DATA TO PROCESS —
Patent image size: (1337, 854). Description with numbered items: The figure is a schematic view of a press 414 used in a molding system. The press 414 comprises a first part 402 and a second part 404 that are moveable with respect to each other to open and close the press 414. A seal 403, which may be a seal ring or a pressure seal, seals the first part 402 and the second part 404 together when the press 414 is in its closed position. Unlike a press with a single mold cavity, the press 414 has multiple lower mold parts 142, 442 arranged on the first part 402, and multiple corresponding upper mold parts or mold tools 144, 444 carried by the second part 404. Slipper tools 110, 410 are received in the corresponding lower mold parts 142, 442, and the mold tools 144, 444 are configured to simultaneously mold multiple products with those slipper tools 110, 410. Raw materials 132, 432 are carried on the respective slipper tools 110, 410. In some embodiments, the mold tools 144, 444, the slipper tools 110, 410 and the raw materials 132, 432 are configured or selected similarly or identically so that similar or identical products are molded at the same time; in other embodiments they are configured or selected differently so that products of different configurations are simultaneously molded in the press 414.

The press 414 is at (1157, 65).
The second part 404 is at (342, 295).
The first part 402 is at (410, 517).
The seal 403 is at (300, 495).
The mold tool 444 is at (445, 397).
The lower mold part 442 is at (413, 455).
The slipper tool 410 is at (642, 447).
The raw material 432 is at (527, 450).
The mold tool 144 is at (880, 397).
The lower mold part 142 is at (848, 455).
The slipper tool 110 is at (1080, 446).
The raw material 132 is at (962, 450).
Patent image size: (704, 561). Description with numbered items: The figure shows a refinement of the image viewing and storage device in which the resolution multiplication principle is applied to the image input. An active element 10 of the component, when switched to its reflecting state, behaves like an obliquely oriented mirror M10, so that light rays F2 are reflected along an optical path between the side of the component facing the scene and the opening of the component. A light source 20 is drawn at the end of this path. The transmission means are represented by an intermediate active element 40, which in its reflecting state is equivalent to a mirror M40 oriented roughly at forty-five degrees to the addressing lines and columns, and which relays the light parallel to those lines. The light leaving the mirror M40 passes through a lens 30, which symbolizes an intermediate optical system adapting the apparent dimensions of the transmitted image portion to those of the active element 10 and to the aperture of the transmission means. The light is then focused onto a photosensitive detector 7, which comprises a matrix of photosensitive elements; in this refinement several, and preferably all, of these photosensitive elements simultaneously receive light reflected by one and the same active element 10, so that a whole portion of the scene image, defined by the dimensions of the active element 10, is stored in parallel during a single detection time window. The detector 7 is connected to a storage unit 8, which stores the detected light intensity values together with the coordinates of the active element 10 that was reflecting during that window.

GOAL — Format every line of the items above as a JSON list of strings, with one string per line and blank lines omitted.

EXERCISE RESPONSE —
[
  "Patent image size: (1337, 854). Description with numbered items: The figure is a schematic view of a press 414 used in a molding system. The press 414 comprises a first part 402 and a second part 404 that are moveable with respect to each other to open and close the press 414. A seal 403, which may be a seal ring or a pressure seal, seals the first part 402 and the second part 404 together when the press 414 is in its closed position. Unlike a press with a single mold cavity, the press 414 has multiple lower mold parts 142, 442 arranged on the first part 402, and multiple corresponding upper mold parts or mold tools 144, 444 carried by the second part 404. Slipper tools 110, 410 are received in the corresponding lower mold parts 142, 442, and the mold tools 144, 444 are configured to simultaneously mold multiple products with those slipper tools 110, 410. Raw materials 132, 432 are carried on the respective slipper tools 110, 410. In some embodiments, the mold tools 144, 444, the slipper tools 110, 410 and the raw materials 132, 432 are configured or selected similarly or identically so that similar or identical products are molded at the same time; in other embodiments they are configured or selected differently so that products of different configurations are simultaneously molded in the press 414.",
  "The press 414 is at (1157, 65).",
  "The second part 404 is at (342, 295).",
  "The first part 402 is at (410, 517).",
  "The seal 403 is at (300, 495).",
  "The mold tool 444 is at (445, 397).",
  "The lower mold part 442 is at (413, 455).",
  "The slipper tool 410 is at (642, 447).",
  "The raw material 432 is at (527, 450).",
  "The mold tool 144 is at (880, 397).",
  "The lower mold part 142 is at (848, 455).",
  "The slipper tool 110 is at (1080, 446).",
  "The raw material 132 is at (962, 450).",
  "Patent image size: (704, 561). Description with numbered items: The figure shows a refinement of the image viewing and storage device in which the resolution multiplication principle is applied to the image input. An active element 10 of the component, when switched to its reflecting state, behaves like an obliquely oriented mirror M10, so that light rays F2 are reflected along an optical path between the side of the component facing the scene and the opening of the component. A light source 20 is drawn at the end of this path. The transmission means are represented by an intermediate active element 40, which in its reflecting state is equivalent to a mirror M40 oriented roughly at forty-five degrees to the addressing lines and columns, and which relays the light parallel to those lines. The light leaving the mirror M40 passes through a lens 30, which symbolizes an intermediate optical system adapting the apparent dimensions of the transmitted image portion to those of the active element 10 and to the aperture of the transmission means. The light is then focused onto a photosensitive detector 7, which comprises a matrix of photosensitive elements; in this refinement several, and preferably all, of these photosensitive elements simultaneously receive light reflected by one and the same active element 10, so that a whole portion of the scene image, defined by the dimensions of the active element 10, is stored in parallel during a single detection time window. The detector 7 is connected to a storage unit 8, which stores the detected light intensity values together with the coordinates of the active element 10 that was reflecting during that window."
]